# GIVEN INSTRUCTION
Pick out the lines below that include the string "中国人民银行法".

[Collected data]
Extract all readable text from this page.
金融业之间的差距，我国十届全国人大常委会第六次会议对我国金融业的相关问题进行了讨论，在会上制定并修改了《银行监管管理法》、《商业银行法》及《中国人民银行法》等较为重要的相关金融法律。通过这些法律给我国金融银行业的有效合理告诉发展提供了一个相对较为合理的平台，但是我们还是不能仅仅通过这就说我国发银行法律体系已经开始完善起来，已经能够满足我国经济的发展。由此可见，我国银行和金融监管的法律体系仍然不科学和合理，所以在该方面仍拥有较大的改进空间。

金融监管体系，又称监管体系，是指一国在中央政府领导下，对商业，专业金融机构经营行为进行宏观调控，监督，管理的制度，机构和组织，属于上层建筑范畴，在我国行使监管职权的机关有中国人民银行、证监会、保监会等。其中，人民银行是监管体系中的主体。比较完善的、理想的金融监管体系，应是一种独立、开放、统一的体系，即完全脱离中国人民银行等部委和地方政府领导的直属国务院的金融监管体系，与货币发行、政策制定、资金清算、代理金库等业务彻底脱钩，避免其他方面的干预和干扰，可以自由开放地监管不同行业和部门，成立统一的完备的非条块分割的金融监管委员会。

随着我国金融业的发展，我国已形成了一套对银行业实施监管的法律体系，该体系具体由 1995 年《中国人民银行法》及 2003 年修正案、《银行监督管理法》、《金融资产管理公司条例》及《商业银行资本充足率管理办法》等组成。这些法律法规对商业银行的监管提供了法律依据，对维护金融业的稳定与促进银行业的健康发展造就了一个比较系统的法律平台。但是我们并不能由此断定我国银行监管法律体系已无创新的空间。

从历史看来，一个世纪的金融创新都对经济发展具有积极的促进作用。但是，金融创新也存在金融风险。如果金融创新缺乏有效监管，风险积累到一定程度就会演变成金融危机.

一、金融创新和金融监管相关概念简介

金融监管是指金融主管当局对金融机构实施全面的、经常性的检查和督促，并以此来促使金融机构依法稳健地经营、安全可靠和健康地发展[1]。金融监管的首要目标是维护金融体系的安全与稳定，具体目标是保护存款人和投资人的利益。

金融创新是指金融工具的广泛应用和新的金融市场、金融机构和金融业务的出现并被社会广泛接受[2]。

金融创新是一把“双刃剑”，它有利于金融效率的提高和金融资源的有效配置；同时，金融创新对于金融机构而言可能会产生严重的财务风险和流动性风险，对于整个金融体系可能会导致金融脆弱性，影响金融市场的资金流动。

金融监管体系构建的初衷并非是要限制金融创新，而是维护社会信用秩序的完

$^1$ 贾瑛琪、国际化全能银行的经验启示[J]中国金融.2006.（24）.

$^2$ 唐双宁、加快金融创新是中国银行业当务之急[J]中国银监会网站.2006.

# THE RESULT
金融业之间的差距，我国十届全国人大常委会第六次会议对我国金融业的相关问题进行了讨论，在会上制定并修改了《银行监管管理法》、《商业银行法》及《中国人民银行法》等较为重要的相关金融法律。通过这些法律给我国金融银行业的有效合理告诉发展提供了一个相对较为合理的平台，但是我们还是不能仅仅通过这就说我国发银行法律体系已经开始完善起来，已经能够满足我国经济的发展。由此可见，我国银行和金融监管的法律体系仍然不科学和合理，所以在该方面仍拥有较大的改进空间。
随着我国金融业的发展，我国已形成了一套对银行业实施监管的法律体系，该体系具体由 1995 年《中国人民银行法》及 2003 年修正案、《银行监督管理法》、《金融资产管理公司条例》及《商业银行资本充足率管理办法》等组成。这些法律法规对商业银行的监管提供了法律依据，对维护金融业的稳定与促进银行业的健康发展造就了一个比较系统的法律平台。但是我们并不能由此断定我国银行监管法律体系已无创新的空间。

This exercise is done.